### REQUIRED WORK
Every entry must be duplicated precisely as written.

### ROWS
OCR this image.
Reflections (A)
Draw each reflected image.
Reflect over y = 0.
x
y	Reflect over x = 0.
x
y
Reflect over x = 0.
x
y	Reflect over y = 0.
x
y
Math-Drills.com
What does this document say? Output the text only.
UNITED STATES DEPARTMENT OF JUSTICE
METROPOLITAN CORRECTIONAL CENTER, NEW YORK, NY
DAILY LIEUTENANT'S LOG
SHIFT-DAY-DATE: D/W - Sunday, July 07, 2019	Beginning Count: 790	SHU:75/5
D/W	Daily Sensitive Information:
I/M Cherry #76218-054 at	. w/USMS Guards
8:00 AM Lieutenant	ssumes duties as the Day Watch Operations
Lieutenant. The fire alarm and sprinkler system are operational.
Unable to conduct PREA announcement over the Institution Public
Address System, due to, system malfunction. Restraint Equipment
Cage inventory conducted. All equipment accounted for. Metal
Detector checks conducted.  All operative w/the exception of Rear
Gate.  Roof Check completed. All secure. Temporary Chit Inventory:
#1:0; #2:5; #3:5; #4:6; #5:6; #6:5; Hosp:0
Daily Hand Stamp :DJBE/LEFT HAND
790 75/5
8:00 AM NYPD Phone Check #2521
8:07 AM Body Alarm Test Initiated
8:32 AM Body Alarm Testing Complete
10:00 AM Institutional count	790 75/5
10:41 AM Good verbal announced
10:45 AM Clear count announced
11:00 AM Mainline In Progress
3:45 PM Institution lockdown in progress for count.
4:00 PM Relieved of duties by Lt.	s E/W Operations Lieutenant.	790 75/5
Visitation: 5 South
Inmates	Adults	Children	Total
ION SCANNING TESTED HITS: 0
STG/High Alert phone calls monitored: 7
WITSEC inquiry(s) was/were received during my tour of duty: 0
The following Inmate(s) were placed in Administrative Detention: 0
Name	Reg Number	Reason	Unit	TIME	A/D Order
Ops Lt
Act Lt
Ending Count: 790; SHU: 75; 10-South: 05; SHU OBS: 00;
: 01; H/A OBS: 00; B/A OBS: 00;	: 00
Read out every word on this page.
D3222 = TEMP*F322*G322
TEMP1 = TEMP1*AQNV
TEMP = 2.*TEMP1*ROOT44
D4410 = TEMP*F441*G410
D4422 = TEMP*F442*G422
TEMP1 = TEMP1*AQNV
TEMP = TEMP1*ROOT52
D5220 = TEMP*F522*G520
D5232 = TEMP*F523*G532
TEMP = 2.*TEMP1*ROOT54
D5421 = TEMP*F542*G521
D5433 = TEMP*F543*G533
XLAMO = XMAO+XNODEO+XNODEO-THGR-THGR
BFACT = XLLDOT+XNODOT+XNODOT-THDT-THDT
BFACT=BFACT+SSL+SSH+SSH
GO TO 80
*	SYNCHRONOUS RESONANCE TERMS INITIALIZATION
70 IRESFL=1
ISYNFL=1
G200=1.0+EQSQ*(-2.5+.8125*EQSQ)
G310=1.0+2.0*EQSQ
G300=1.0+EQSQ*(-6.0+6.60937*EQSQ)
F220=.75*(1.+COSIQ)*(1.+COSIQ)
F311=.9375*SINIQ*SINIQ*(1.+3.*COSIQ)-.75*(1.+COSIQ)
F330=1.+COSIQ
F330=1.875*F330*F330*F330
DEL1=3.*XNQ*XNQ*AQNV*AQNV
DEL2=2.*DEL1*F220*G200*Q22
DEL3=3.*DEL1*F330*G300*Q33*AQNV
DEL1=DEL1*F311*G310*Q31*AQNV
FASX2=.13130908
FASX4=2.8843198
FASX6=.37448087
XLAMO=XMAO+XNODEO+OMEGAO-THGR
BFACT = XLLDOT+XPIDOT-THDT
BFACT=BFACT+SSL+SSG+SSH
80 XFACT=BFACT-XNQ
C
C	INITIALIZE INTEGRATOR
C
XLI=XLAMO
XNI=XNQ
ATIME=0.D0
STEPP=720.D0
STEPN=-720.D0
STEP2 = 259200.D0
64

### EXPECTED ANSWER
OCR this image.
Reflections (A)
Draw each reflected image.
Reflect over y = 0.
x
y	Reflect over x = 0.
x
y
Reflect over x = 0.
x
y	Reflect over y = 0.
x
y
Math-Drills.com
What does this document say? Output the text only.
UNITED STATES DEPARTMENT OF JUSTICE
METROPOLITAN CORRECTIONAL CENTER, NEW YORK, NY
DAILY LIEUTENANT'S LOG
SHIFT-DAY-DATE: D/W - Sunday, July 07, 2019	Beginning Count: 790	SHU:75/5
D/W	Daily Sensitive Information:
I/M Cherry #76218-054 at	. w/USMS Guards
8:00 AM Lieutenant	ssumes duties as the Day Watch Operations
Lieutenant. The fire alarm and sprinkler system are operational.
Unable to conduct PREA announcement over the Institution Public
Address System, due to, system malfunction. Restraint Equipment
Cage inventory conducted. All equipment accounted for. Metal
Detector checks conducted.  All operative w/the exception of Rear
Gate.  Roof Check completed. All secure. Temporary Chit Inventory:
#1:0; #2:5; #3:5; #4:6; #5:6; #6:5; Hosp:0
Daily Hand Stamp :DJBE/LEFT HAND
790 75/5
8:00 AM NYPD Phone Check #2521
8:07 AM Body Alarm Test Initiated
8:32 AM Body Alarm Testing Complete
10:00 AM Institutional count	790 75/5
10:41 AM Good verbal announced
10:45 AM Clear count announced
11:00 AM Mainline In Progress
3:45 PM Institution lockdown in progress for count.
4:00 PM Relieved of duties by Lt.	s E/W Operations Lieutenant.	790 75/5
Visitation: 5 South
Inmates	Adults	Children	Total
ION SCANNING TESTED HITS: 0
STG/High Alert phone calls monitored: 7
WITSEC inquiry(s) was/were received during my tour of duty: 0
The following Inmate(s) were placed in Administrative Detention: 0
Name	Reg Number	Reason	Unit	TIME	A/D Order
Ops Lt
Act Lt
Ending Count: 790; SHU: 75; 10-South: 05; SHU OBS: 00;
: 01; H/A OBS: 00; B/A OBS: 00;	: 00
Read out every word on this page.
D3222 = TEMP*F322*G322
TEMP1 = TEMP1*AQNV
TEMP = 2.*TEMP1*ROOT44
D4410 = TEMP*F441*G410
D4422 = TEMP*F442*G422
TEMP1 = TEMP1*AQNV
TEMP = TEMP1*ROOT52
D5220 = TEMP*F522*G520
D5232 = TEMP*F523*G532
TEMP = 2.*TEMP1*ROOT54
D5421 = TEMP*F542*G521
D5433 = TEMP*F543*G533
XLAMO = XMAO+XNODEO+XNODEO-THGR-THGR
BFACT = XLLDOT+XNODOT+XNODOT-THDT-THDT
BFACT=BFACT+SSL+SSH+SSH
GO TO 80
*	SYNCHRONOUS RESONANCE TERMS INITIALIZATION
70 IRESFL=1
ISYNFL=1
G200=1.0+EQSQ*(-2.5+.8125*EQSQ)
G310=1.0+2.0*EQSQ
G300=1.0+EQSQ*(-6.0+6.60937*EQSQ)
F220=.75*(1.+COSIQ)*(1.+COSIQ)
F311=.9375*SINIQ*SINIQ*(1.+3.*COSIQ)-.75*(1.+COSIQ)
F330=1.+COSIQ
F330=1.875*F330*F330*F330
DEL1=3.*XNQ*XNQ*AQNV*AQNV
DEL2=2.*DEL1*F220*G200*Q22
DEL3=3.*DEL1*F330*G300*Q33*AQNV
DEL1=DEL1*F311*G310*Q31*AQNV
FASX2=.13130908
FASX4=2.8843198
FASX6=.37448087
XLAMO=XMAO+XNODEO+OMEGAO-THGR
BFACT = XLLDOT+XPIDOT-THDT
BFACT=BFACT+SSL+SSG+SSH
80 XFACT=BFACT-XNQ
C
C	INITIALIZE INTEGRATOR
C
XLI=XLAMO
XNI=XNQ
ATIME=0.D0
STEPP=720.D0
STEPN=-720.D0
STEP2 = 259200.D0
64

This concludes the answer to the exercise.